— Start THE INPUT —

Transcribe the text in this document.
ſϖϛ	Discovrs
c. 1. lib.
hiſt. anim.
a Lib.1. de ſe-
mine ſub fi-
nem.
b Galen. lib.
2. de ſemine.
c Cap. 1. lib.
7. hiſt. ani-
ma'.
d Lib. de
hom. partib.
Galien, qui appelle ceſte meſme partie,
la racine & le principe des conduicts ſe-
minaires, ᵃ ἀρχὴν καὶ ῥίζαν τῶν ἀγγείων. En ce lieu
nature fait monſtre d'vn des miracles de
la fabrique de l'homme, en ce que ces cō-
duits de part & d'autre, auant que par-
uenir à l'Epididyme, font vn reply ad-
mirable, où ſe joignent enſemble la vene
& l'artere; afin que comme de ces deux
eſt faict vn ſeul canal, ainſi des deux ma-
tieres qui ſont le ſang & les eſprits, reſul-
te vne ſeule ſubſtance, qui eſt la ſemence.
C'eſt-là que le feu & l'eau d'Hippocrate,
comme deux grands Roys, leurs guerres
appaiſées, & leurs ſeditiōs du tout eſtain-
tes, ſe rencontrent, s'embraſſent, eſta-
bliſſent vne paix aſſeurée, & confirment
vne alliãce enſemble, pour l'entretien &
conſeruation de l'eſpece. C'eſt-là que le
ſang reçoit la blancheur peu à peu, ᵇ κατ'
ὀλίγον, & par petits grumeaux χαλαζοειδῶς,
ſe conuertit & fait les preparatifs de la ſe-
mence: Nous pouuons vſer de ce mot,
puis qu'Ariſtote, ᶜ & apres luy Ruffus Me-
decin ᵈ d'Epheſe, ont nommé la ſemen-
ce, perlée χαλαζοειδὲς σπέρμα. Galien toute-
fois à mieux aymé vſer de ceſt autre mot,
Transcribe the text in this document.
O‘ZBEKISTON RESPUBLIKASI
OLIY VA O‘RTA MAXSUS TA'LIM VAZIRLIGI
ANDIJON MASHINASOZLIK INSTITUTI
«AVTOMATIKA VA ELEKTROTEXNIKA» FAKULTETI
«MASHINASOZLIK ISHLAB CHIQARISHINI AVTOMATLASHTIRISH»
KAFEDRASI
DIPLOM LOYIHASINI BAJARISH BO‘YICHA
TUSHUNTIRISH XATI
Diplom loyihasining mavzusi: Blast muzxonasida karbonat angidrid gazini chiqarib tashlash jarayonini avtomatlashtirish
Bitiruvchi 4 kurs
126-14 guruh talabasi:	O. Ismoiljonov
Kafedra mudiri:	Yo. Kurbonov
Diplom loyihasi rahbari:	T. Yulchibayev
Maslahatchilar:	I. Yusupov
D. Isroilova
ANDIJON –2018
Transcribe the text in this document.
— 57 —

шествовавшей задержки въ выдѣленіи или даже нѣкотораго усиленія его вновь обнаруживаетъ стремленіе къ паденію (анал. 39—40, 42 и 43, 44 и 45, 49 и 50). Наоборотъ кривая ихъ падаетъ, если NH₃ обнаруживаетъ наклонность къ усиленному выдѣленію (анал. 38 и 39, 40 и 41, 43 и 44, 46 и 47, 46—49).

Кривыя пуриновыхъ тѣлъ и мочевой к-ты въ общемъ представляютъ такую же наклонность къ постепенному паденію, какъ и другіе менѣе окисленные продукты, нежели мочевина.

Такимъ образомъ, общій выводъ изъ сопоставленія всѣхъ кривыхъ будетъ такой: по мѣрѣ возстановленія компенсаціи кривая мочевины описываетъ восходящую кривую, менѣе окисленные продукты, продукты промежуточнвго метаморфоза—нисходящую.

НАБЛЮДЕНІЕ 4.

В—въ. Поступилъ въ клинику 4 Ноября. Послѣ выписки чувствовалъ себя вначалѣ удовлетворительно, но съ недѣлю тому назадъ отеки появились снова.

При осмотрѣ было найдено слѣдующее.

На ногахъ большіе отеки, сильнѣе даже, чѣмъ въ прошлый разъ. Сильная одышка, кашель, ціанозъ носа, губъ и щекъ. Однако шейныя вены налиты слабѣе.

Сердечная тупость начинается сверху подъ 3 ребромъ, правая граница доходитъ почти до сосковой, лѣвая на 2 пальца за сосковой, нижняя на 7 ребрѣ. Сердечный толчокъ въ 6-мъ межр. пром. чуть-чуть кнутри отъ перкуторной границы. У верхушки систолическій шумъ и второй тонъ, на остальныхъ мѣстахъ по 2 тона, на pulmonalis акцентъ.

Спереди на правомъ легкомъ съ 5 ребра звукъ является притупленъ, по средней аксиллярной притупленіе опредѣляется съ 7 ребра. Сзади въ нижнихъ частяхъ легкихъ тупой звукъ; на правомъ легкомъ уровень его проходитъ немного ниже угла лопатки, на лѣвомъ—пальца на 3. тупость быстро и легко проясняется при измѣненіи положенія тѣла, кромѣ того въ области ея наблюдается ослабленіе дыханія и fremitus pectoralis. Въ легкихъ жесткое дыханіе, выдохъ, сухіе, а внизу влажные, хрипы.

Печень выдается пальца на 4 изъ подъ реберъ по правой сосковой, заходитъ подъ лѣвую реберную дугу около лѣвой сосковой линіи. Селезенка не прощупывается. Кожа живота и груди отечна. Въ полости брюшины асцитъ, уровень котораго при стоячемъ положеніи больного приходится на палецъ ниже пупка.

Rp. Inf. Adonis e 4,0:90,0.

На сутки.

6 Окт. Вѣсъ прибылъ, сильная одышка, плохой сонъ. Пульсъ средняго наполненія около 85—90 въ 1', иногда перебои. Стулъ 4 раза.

— End THE INPUT —

- OBJECTIVE:
Lines that hold the word "comme" are the ones to return, every one of them.

- CORRECT ANSWER:
& l'artere; afin que comme de ces deux
comme deux grands Roys, leurs guerres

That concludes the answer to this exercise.